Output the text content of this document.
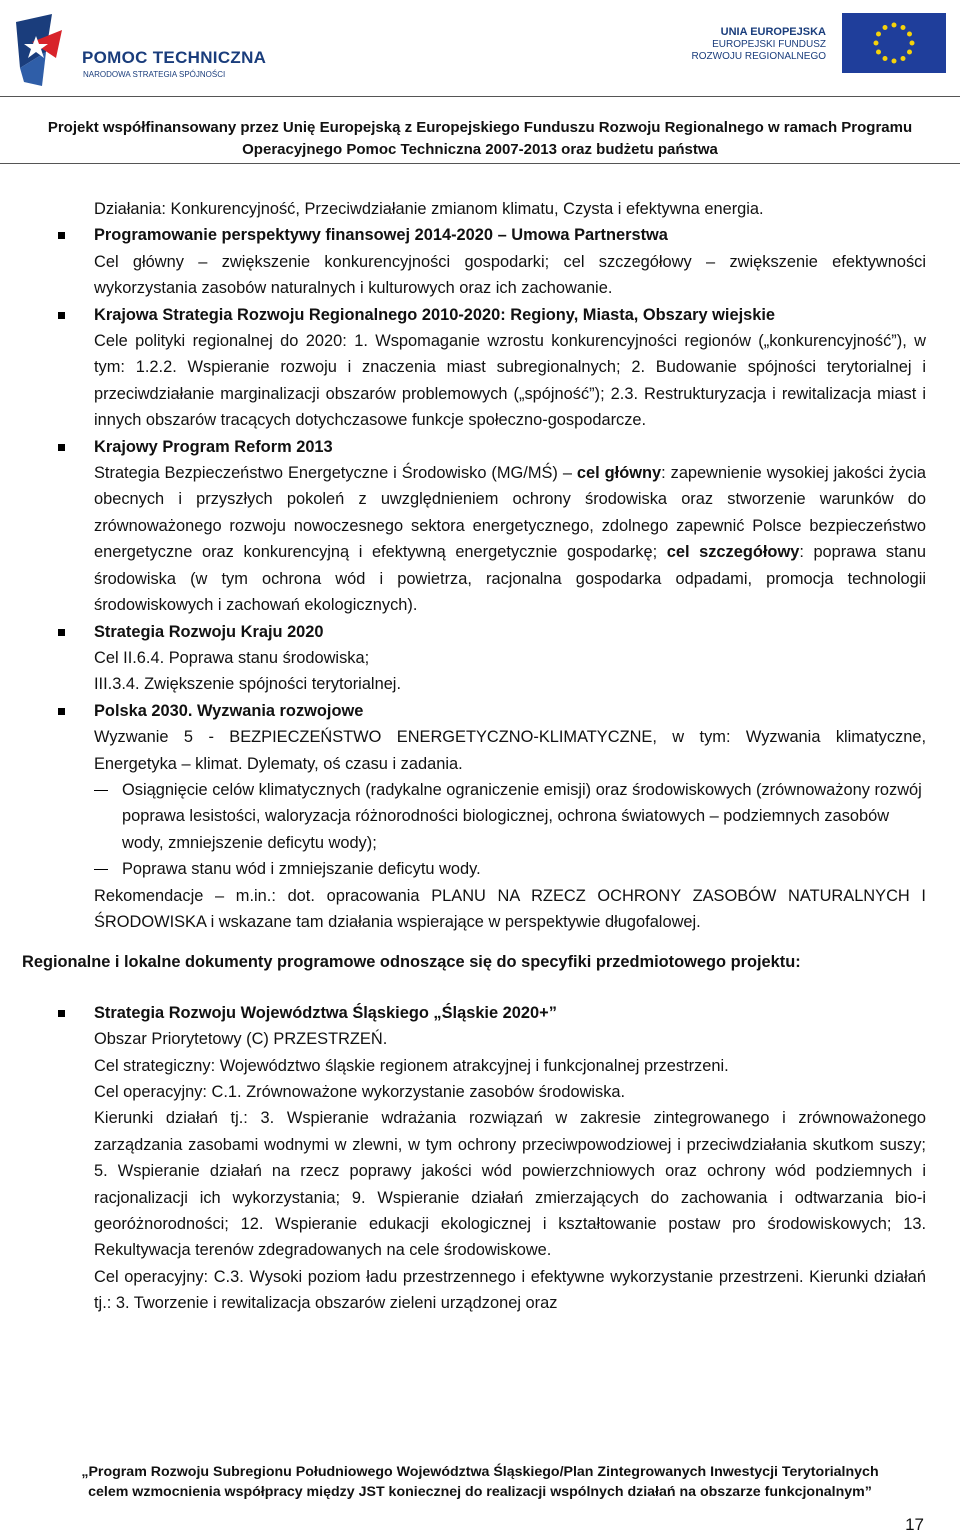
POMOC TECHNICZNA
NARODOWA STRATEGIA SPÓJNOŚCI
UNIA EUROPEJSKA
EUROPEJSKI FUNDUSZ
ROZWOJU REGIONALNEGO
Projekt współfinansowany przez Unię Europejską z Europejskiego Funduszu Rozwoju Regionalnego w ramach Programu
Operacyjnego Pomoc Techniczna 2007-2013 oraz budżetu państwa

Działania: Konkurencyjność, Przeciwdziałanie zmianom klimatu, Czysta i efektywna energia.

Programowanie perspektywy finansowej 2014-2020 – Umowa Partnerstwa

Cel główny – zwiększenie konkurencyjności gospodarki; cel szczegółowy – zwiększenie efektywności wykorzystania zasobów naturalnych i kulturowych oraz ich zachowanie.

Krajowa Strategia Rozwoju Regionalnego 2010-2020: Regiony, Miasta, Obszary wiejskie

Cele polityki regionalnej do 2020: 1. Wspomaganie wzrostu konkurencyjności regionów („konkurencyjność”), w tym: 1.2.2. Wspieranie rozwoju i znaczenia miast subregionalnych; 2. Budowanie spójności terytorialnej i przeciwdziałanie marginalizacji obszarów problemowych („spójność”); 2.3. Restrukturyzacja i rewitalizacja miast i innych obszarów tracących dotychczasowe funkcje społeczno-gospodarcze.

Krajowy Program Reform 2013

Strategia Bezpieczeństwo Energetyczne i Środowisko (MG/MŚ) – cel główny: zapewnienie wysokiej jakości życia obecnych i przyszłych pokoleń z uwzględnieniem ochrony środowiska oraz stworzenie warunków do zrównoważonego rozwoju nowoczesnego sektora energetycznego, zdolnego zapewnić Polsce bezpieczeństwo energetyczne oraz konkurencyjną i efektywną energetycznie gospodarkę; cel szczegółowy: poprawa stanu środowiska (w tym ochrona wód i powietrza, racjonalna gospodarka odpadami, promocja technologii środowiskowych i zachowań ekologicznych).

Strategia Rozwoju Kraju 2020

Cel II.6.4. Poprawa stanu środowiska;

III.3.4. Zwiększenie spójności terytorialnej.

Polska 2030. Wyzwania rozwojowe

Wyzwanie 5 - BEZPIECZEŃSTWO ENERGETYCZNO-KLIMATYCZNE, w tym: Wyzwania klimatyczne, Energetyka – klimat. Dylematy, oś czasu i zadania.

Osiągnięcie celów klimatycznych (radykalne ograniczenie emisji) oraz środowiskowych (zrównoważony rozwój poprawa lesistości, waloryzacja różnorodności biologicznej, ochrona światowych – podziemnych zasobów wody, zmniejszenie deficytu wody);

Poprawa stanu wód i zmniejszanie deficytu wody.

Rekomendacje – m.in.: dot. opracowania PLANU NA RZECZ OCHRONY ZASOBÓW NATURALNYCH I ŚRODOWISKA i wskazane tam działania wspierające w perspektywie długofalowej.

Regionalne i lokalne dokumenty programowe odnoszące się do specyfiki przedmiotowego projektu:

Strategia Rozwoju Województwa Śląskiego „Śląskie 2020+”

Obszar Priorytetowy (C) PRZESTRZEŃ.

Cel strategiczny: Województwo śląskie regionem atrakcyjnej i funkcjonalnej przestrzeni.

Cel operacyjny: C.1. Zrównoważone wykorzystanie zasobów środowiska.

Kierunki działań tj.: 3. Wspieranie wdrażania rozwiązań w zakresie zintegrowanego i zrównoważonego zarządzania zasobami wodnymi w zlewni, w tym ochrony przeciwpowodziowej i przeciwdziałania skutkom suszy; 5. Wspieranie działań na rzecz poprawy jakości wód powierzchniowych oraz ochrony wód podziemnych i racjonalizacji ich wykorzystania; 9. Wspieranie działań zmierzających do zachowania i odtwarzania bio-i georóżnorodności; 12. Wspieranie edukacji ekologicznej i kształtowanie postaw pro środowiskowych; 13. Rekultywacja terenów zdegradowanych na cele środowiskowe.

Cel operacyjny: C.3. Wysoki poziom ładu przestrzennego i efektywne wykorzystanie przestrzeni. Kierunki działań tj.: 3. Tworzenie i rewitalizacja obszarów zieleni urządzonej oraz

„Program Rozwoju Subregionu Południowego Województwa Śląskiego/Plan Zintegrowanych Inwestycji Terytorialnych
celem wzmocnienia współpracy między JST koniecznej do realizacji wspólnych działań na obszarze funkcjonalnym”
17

# GIVEN TASK:
Which lines contain the word "Śląskiego"? Copy each of them.

# CORRECT ANSWER:
Strategia Rozwoju Województwa Śląskiego „Śląskie 2020+”
„Program Rozwoju Subregionu Południowego Województwa Śląskiego/Plan Zintegrowanych Inwestycji Terytorialnych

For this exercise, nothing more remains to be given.